Alıştırma Görevleri:
1. Film yorumlarına göre ülkedeki eleştirmenler bu filmi geçen sezonun kaçıncı en iyi filmi seçmiş?
2. Film yorumlarından "Bu kadar ağır,durağan" ifadesinden "izleyin derim... (6/10)" ifadesine kadar olan kısmı hiç değiştirmeden yeniden yaz.
3. Film yorumlarını kaldığı yerden sürdür.

Bu kadar ağır,durağan bir film ancak japonlara yakışırdı...tamamıyla insanı kasan bu filme şuana kadar tek kötü oy cıkmamıs ama puani yorumlar kadar mükemmel değil nedense.7.8....Japonlar hakkındaki düşüncelerim değişmedi..Hala berbatlar
pff diyorum filme. tamam kurgu falan güzel hikaye iyi ama nası bi film o öyle yaa uzak doğu sinemasına küstürecek bi 2 saat.boş bomboş.. otur boşluğa bak daha anlamlı..garip ya
'Beat' Takeshi'nin filmi izlenmesi gereken ilginc bir deneyim, ancak oykunun Turk filmi tarzindaki zorlayici yanlari bir yerden sonra sinir bozucu olmaya basliyor. Ulkemizde elestirmenlerce gecen sezonun en iyi ikinci filmi secilmesini anlayamadim ama yine de izleyin derim... (6/10)
1001 metaforla 1000 takla attırsa da tablodan fırlamış hissi yaratan, ardarda fotoğrafları izliyormuşçasına dinlendiren, huzur ve huzursuzluğu aynı anda veren, durağan ve yalın bir anlatıma sahip duvar kağıdı gibi bir film...

Kayıtlı Veriler:
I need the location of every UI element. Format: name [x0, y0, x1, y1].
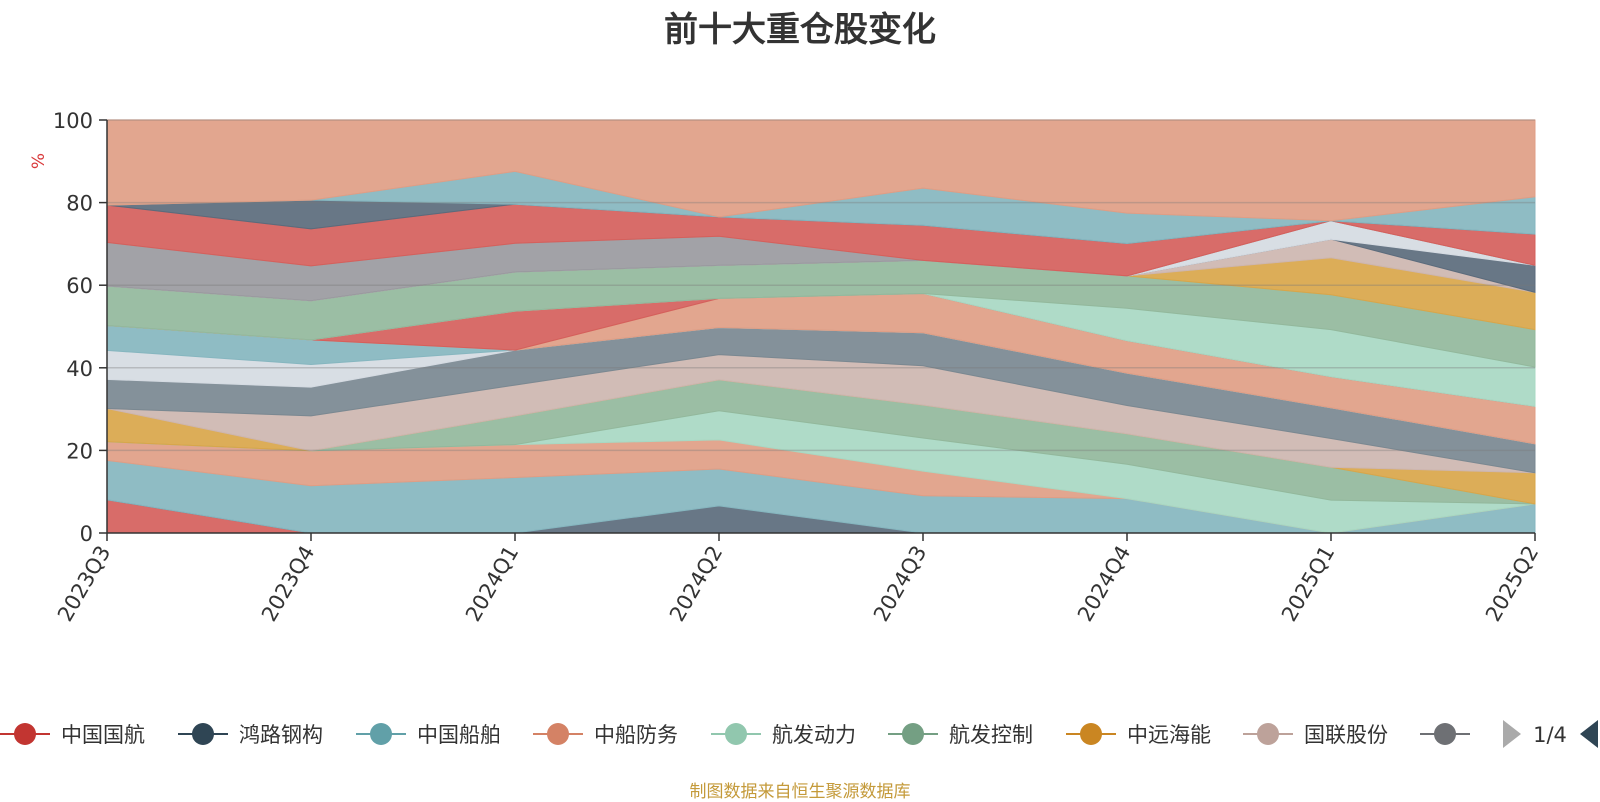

Görev Sonuçları:
1. En iyi ikinci filmi.

2.
Bu kadar ağır,durağan bir film ancak japonlara yakışırdı...tamamıyla insanı kasan bu filme şuana kadar tek kötü oy cıkmamıs ama puani yorumlar kadar mükemmel değil nedense.7.8....Japonlar hakkındaki düşüncelerim değişmedi..Hala berbatlar
pff diyorum filme. tamam kurgu falan güzel hikaye iyi ama nası bi film o öyle yaa uzak doğu sinemasına küstürecek bi 2 saat.boş bomboş.. otur boşluğa bak daha anlamlı..garip ya
'Beat' Takeshi'nin filmi izlenmesi gereken ilginc bir deneyim, ancak oykunun Turk filmi tarzindaki zorlayici yanlari bir yerden sonra sinir bozucu olmaya basliyor. Ulkemizde elestirmenlerce gecen sezonun en iyi ikinci filmi secilmesini anlayamadim ama yine de izleyin derim... (6/10)

3.
Masal tadında simgeleriyle hayatın aşk dalındaki burukluklarını anlatan usta işi bir rüya filmi...... Filmin iki kukla ile başlayan bölümünde bu kısmın ne için olduğunu bilmeden başlıyorsunuz izlemeye filmi ama ikici yarıdan itibaren anlaşılır duruma gelen bir drama sahnelemesi mevcut..... Yönetmen aşk için nelerin yapılabileceğini karşılıksız aşk olgusunu kullanarak irdelemiş.... Masalsı görüntüleri ve insanın içine işleyen müziklerde aşkın keskin kenarının simgesi gibi.... Ya da iki sevgiliyi tutan bir ipin aslında sevgililerin beraberde ayrıda olamayacakları gibi bir çıkmazı niteliyor.... Pişmanlıklar ya da hayatın geçici hevesleri adına verilmiş kararlar uğruna katman katman işlenen aşk acısını hissetmemek ne mümkün... Sessiz ve konuşmadan uzak karakterlerin aslında anlattığı ya da anlatmaya çalıştığı onca şeyi yönetmen usta diliyle bize gayet iyi anlatıyor.... Sinema diline ise diyecek bir şeyi bulabilecek insan yoktur kanımca... Tadılması gereken bir yapım....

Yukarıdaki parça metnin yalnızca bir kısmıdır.